EXERCISE GOAL:
Repeat, exactly and in full, the lines of the listing below, but without any pictures.
━━━━
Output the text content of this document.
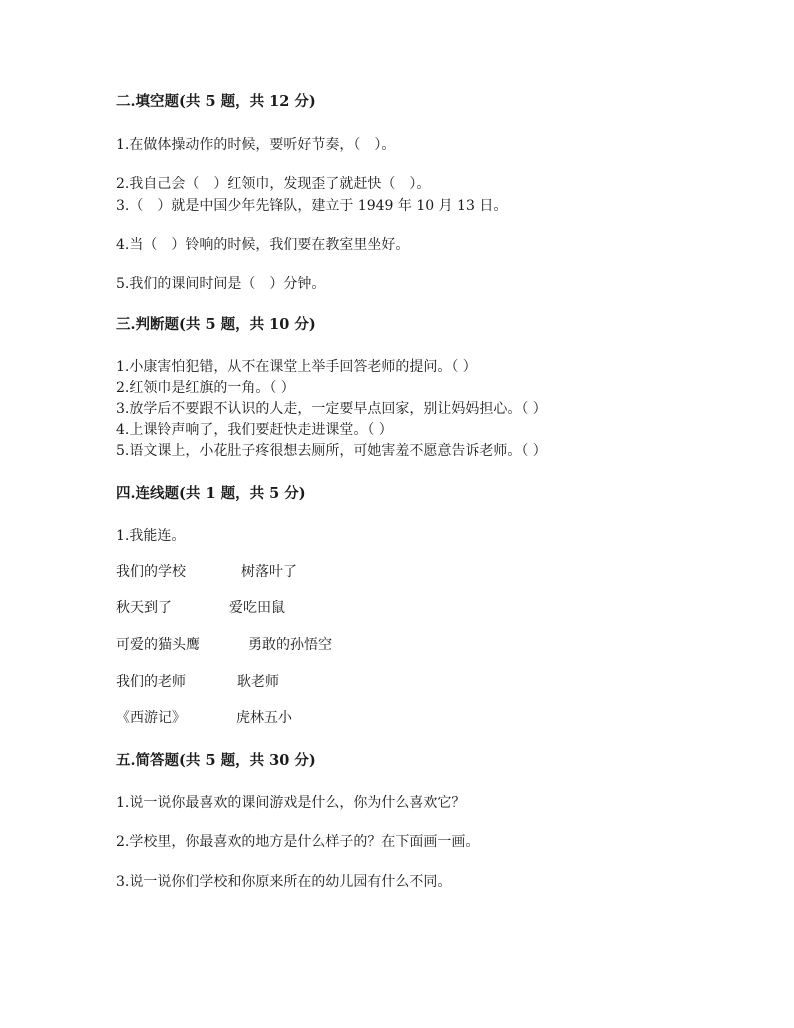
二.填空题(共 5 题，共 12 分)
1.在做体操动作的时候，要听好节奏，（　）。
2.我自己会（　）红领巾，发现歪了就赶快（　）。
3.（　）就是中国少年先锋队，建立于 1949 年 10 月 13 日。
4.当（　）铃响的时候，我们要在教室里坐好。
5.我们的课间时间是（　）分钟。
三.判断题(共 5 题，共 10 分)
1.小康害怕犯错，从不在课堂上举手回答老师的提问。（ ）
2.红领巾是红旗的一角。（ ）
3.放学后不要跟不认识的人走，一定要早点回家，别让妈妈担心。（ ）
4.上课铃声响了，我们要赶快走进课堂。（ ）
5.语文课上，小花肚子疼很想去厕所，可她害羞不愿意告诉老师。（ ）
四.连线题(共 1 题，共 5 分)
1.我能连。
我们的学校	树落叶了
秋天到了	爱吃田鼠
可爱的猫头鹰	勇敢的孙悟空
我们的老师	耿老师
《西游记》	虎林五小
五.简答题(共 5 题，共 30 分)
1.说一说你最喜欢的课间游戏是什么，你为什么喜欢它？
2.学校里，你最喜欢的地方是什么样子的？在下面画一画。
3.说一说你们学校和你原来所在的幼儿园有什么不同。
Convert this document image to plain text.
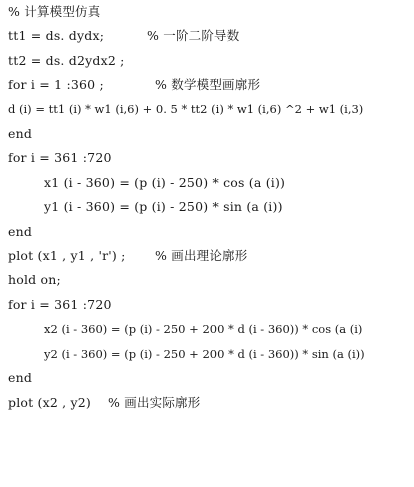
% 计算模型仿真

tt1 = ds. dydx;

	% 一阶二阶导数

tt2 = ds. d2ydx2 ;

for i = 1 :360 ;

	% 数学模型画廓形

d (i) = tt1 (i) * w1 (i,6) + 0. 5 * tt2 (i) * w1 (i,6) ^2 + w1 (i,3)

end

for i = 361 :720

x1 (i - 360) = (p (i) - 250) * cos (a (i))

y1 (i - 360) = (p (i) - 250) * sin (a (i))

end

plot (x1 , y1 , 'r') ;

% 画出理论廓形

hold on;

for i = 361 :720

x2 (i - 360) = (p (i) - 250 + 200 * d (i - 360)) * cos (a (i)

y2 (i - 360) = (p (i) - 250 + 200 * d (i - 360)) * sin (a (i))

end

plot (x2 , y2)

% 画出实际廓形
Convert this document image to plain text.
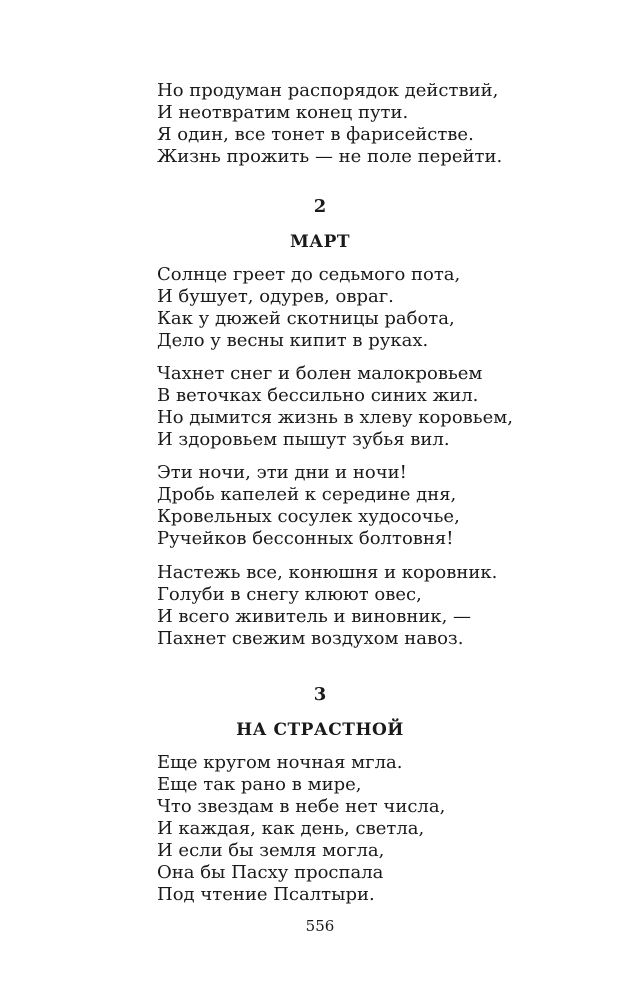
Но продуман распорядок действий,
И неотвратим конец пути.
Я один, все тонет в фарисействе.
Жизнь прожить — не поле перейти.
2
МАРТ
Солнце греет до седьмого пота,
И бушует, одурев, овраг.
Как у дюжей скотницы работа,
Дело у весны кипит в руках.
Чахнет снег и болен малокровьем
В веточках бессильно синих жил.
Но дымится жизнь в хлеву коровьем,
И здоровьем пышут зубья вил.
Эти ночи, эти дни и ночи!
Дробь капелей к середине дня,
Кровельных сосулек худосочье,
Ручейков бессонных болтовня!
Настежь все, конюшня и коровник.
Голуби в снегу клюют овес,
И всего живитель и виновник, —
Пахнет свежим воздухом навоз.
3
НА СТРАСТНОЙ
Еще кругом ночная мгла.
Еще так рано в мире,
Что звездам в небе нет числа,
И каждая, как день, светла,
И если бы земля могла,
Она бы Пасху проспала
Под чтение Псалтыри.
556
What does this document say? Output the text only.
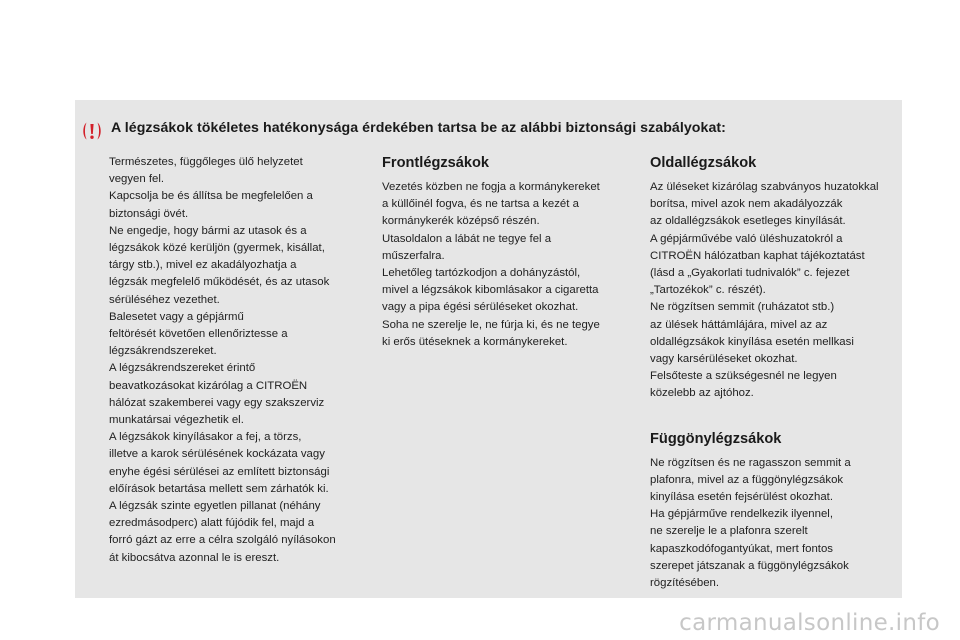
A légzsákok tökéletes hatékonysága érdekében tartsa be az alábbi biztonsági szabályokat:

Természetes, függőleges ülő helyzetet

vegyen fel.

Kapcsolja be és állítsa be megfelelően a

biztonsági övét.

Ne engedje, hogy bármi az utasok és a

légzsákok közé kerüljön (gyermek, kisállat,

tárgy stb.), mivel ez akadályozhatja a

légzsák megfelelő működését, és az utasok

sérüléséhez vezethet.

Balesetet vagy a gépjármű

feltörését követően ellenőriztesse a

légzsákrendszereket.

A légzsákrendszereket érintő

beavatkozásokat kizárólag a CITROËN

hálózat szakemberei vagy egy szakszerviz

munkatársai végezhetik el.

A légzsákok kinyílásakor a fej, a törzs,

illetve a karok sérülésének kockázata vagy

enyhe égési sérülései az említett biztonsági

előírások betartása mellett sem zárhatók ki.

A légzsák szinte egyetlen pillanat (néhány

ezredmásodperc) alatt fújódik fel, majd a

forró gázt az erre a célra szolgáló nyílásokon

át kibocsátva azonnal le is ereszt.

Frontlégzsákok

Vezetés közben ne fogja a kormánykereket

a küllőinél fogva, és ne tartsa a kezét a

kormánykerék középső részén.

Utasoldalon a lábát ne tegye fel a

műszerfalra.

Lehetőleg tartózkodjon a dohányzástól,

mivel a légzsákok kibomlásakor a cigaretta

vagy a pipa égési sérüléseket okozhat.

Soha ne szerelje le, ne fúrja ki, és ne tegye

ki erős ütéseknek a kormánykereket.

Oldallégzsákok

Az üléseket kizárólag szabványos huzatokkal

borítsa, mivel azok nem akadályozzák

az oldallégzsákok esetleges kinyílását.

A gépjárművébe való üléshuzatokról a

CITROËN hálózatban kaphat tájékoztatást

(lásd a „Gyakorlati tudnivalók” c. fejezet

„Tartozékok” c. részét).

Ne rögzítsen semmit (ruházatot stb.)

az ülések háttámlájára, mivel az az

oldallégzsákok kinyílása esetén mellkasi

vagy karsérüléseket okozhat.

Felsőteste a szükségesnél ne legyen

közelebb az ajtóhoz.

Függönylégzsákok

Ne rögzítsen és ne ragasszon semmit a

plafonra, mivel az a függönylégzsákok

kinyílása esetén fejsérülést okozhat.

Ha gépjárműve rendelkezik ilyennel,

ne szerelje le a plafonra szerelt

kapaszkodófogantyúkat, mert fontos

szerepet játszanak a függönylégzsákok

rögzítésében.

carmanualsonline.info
━━━━
EXPECTED ANSWER:
Output the text content of this document.
二.填空题(共 5 题，共 12 分)
1.在做体操动作的时候，要听好节奏，（　）。
2.我自己会（　）红领巾，发现歪了就赶快（　）。
3.（　）就是中国少年先锋队，建立于 1949 年 10 月 13 日。
4.当（　）铃响的时候，我们要在教室里坐好。
5.我们的课间时间是（　）分钟。
三.判断题(共 5 题，共 10 分)
1.小康害怕犯错，从不在课堂上举手回答老师的提问。（ ）
2.红领巾是红旗的一角。（ ）
3.放学后不要跟不认识的人走，一定要早点回家，别让妈妈担心。（ ）
4.上课铃声响了，我们要赶快走进课堂。（ ）
5.语文课上，小花肚子疼很想去厕所，可她害羞不愿意告诉老师。（ ）
四.连线题(共 1 题，共 5 分)
1.我能连。
我们的学校	树落叶了
秋天到了	爱吃田鼠
可爱的猫头鹰	勇敢的孙悟空
我们的老师	耿老师
《西游记》	虎林五小
五.简答题(共 5 题，共 30 分)
1.说一说你最喜欢的课间游戏是什么，你为什么喜欢它？
2.学校里，你最喜欢的地方是什么样子的？在下面画一画。
3.说一说你们学校和你原来所在的幼儿园有什么不同。
Convert this document image to plain text.
% 计算模型仿真

tt1 = ds. dydx;

	% 一阶二阶导数

tt2 = ds. d2ydx2 ;

for i = 1 :360 ;

	% 数学模型画廓形

d (i) = tt1 (i) * w1 (i,6) + 0. 5 * tt2 (i) * w1 (i,6) ^2 + w1 (i,3)

end

for i = 361 :720

x1 (i - 360) = (p (i) - 250) * cos (a (i))

y1 (i - 360) = (p (i) - 250) * sin (a (i))

end

plot (x1 , y1 , 'r') ;

% 画出理论廓形

hold on;

for i = 361 :720

x2 (i - 360) = (p (i) - 250 + 200 * d (i - 360)) * cos (a (i)

y2 (i - 360) = (p (i) - 250 + 200 * d (i - 360)) * sin (a (i))

end

plot (x2 , y2)

% 画出实际廓形
Convert this document image to plain text.
Но продуман распорядок действий,
И неотвратим конец пути.
Я один, все тонет в фарисействе.
Жизнь прожить — не поле перейти.
2
МАРТ
Солнце греет до седьмого пота,
И бушует, одурев, овраг.
Как у дюжей скотницы работа,
Дело у весны кипит в руках.
Чахнет снег и болен малокровьем
В веточках бессильно синих жил.
Но дымится жизнь в хлеву коровьем,
И здоровьем пышут зубья вил.
Эти ночи, эти дни и ночи!
Дробь капелей к середине дня,
Кровельных сосулек худосочье,
Ручейков бессонных болтовня!
Настежь все, конюшня и коровник.
Голуби в снегу клюют овес,
И всего живитель и виновник, —
Пахнет свежим воздухом навоз.
3
НА СТРАСТНОЙ
Еще кругом ночная мгла.
Еще так рано в мире,
Что звездам в небе нет числа,
И каждая, как день, светла,
И если бы земля могла,
Она бы Пасху проспала
Под чтение Псалтыри.
556
What does this document say? Output the text only.
A légzsákok tökéletes hatékonysága érdekében tartsa be az alábbi biztonsági szabályokat:

Természetes, függőleges ülő helyzetet

vegyen fel.

Kapcsolja be és állítsa be megfelelően a

biztonsági övét.

Ne engedje, hogy bármi az utasok és a

légzsákok közé kerüljön (gyermek, kisállat,

tárgy stb.), mivel ez akadályozhatja a

légzsák megfelelő működését, és az utasok

sérüléséhez vezethet.

Balesetet vagy a gépjármű

feltörését követően ellenőriztesse a

légzsákrendszereket.

A légzsákrendszereket érintő

beavatkozásokat kizárólag a CITROËN

hálózat szakemberei vagy egy szakszerviz

munkatársai végezhetik el.

A légzsákok kinyílásakor a fej, a törzs,

illetve a karok sérülésének kockázata vagy

enyhe égési sérülései az említett biztonsági

előírások betartása mellett sem zárhatók ki.

A légzsák szinte egyetlen pillanat (néhány

ezredmásodperc) alatt fújódik fel, majd a

forró gázt az erre a célra szolgáló nyílásokon

át kibocsátva azonnal le is ereszt.

Frontlégzsákok

Vezetés közben ne fogja a kormánykereket

a küllőinél fogva, és ne tartsa a kezét a

kormánykerék középső részén.

Utasoldalon a lábát ne tegye fel a

műszerfalra.

Lehetőleg tartózkodjon a dohányzástól,

mivel a légzsákok kibomlásakor a cigaretta

vagy a pipa égési sérüléseket okozhat.

Soha ne szerelje le, ne fúrja ki, és ne tegye

ki erős ütéseknek a kormánykereket.

Oldallégzsákok

Az üléseket kizárólag szabványos huzatokkal

borítsa, mivel azok nem akadályozzák

az oldallégzsákok esetleges kinyílását.

A gépjárművébe való üléshuzatokról a

CITROËN hálózatban kaphat tájékoztatást

(lásd a „Gyakorlati tudnivalók” c. fejezet

„Tartozékok” c. részét).

Ne rögzítsen semmit (ruházatot stb.)

az ülések háttámlájára, mivel az az

oldallégzsákok kinyílása esetén mellkasi

vagy karsérüléseket okozhat.

Felsőteste a szükségesnél ne legyen

közelebb az ajtóhoz.

Függönylégzsákok

Ne rögzítsen és ne ragasszon semmit a

plafonra, mivel az a függönylégzsákok

kinyílása esetén fejsérülést okozhat.

Ha gépjárműve rendelkezik ilyennel,

ne szerelje le a plafonra szerelt

kapaszkodófogantyúkat, mert fontos

szerepet játszanak a függönylégzsákok

rögzítésében.

carmanualsonline.info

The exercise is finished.